## TAREFAS PARA RESOLVER
a – Copie do texto sobre vacinas republicanas o trecho de "Em meio a esse" até "agravados pela pandemia.".
b – No texto sobre vacinas republicanas, quantos novos prefeitos vão assumir a partir de janeiro de 21?

## TEXTO FORNECIDO
================================
Vacinas republicanas
Valdecir Pascoal
O relógio dos tempos de pandemia parece caminhar mais lento. Às vezes, dá até a impressão de voltar no tempo, como atesta a bizantina discussão que envolve a sina-saga da vacina contra a Covid-19. Fé cega e línguas amoladas turvam ainda mais o falso dilema “liberdade versus responsabilidade social”. Enquanto isso, mesmo enxergando uma luz no fim da caverna, a segunda espada de Dâmocles continua a nos amedrontar.
Em meio a esse contexto de crises, esse domingo marca o término das eleições municipais e, a partir de janeiro de 21, teremos mais de 5 mil novos prefeitos (parte reeleitos). Diante desse cenário, aproveito para tratar de algumas vacinas, já testadas, que servem de profilaxia contra os resistentes e mutantes vírus da ineficiência e da malversação. São essas vacinas republicanas que vão permitir aos gestores enfrentar os graves problemas que mitigam a qualidade dos serviços públicos prestados aos cidadãos, desafios agravados pela pandemia.
================================
## OS DADOS
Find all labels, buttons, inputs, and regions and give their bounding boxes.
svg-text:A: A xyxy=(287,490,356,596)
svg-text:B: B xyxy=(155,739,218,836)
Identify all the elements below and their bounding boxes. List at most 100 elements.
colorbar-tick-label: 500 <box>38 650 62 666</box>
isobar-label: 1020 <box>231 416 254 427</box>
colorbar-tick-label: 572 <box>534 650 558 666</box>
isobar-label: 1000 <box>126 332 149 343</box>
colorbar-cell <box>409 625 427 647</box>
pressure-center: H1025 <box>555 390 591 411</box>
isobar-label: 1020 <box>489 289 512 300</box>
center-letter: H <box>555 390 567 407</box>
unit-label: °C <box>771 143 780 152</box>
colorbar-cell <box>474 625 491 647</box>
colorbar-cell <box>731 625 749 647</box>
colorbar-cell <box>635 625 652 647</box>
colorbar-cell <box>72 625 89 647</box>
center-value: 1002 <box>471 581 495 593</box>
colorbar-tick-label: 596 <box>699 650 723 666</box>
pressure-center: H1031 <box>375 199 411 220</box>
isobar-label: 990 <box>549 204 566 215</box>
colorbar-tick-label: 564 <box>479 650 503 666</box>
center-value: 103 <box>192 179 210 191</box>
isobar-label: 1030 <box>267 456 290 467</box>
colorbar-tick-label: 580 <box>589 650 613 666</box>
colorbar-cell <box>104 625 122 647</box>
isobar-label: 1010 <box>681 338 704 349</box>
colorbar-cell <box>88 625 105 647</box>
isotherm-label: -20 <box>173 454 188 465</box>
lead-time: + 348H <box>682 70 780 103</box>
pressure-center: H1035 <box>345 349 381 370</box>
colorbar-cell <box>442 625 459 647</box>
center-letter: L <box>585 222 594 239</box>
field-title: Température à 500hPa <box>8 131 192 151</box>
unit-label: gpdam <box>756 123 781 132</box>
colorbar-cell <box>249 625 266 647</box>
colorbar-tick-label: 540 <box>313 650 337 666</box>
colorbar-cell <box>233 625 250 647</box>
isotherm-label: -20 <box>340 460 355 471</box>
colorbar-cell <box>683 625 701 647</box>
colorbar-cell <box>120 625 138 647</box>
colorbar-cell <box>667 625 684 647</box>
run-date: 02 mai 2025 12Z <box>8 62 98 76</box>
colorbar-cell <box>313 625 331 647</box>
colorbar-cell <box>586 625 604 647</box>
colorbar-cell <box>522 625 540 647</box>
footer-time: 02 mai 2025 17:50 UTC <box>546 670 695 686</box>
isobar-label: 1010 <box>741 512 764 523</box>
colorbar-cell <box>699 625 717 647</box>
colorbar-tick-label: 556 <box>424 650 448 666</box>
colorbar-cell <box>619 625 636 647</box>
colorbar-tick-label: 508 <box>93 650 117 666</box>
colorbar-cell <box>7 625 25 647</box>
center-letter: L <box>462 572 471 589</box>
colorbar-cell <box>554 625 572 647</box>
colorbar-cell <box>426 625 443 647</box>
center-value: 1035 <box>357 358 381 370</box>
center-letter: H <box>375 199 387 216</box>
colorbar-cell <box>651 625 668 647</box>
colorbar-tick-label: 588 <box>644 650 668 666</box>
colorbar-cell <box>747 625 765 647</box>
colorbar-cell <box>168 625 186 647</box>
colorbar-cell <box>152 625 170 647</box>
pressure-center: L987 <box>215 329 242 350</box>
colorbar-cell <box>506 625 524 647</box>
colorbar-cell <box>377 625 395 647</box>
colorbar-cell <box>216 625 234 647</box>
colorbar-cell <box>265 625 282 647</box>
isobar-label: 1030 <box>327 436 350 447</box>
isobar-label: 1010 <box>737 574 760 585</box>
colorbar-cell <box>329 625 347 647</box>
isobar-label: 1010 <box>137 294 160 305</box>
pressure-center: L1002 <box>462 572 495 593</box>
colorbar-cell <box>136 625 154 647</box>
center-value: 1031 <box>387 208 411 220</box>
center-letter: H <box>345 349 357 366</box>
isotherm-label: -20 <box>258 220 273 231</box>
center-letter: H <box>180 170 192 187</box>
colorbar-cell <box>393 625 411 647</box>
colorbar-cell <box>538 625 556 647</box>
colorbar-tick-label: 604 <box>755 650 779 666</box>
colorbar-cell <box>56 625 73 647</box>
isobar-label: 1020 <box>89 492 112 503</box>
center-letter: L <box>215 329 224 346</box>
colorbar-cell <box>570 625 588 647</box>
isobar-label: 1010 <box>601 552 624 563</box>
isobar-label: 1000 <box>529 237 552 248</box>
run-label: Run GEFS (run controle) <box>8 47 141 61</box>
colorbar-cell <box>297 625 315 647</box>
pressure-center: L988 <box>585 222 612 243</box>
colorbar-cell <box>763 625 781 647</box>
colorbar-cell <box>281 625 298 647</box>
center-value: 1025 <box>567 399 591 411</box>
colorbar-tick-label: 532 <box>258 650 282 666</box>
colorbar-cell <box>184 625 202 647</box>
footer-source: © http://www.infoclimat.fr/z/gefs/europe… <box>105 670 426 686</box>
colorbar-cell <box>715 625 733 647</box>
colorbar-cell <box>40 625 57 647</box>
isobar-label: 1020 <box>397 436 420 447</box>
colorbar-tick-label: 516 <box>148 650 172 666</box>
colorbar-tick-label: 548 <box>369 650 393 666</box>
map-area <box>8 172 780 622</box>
================================
## RESPOSTAS DAS TAREFAS
a –
Em meio a esse contexto de crises, esse domingo marca o término das eleições municipais e, a partir de janeiro de 21, teremos mais de 5 mil novos prefeitos (parte reeleitos). Diante desse cenário, aproveito para tratar de algumas vacinas, já testadas, que servem de profilaxia contra os resistentes e mutantes vírus da ineficiência e da malversação. São essas vacinas republicanas que vão permitir aos gestores enfrentar os graves problemas que mitigam a qualidade dos serviços públicos prestados aos cidadãos, desafios agravados pela pandemia.

b – Mais de 5 mil, sendo parte deles reeleitos.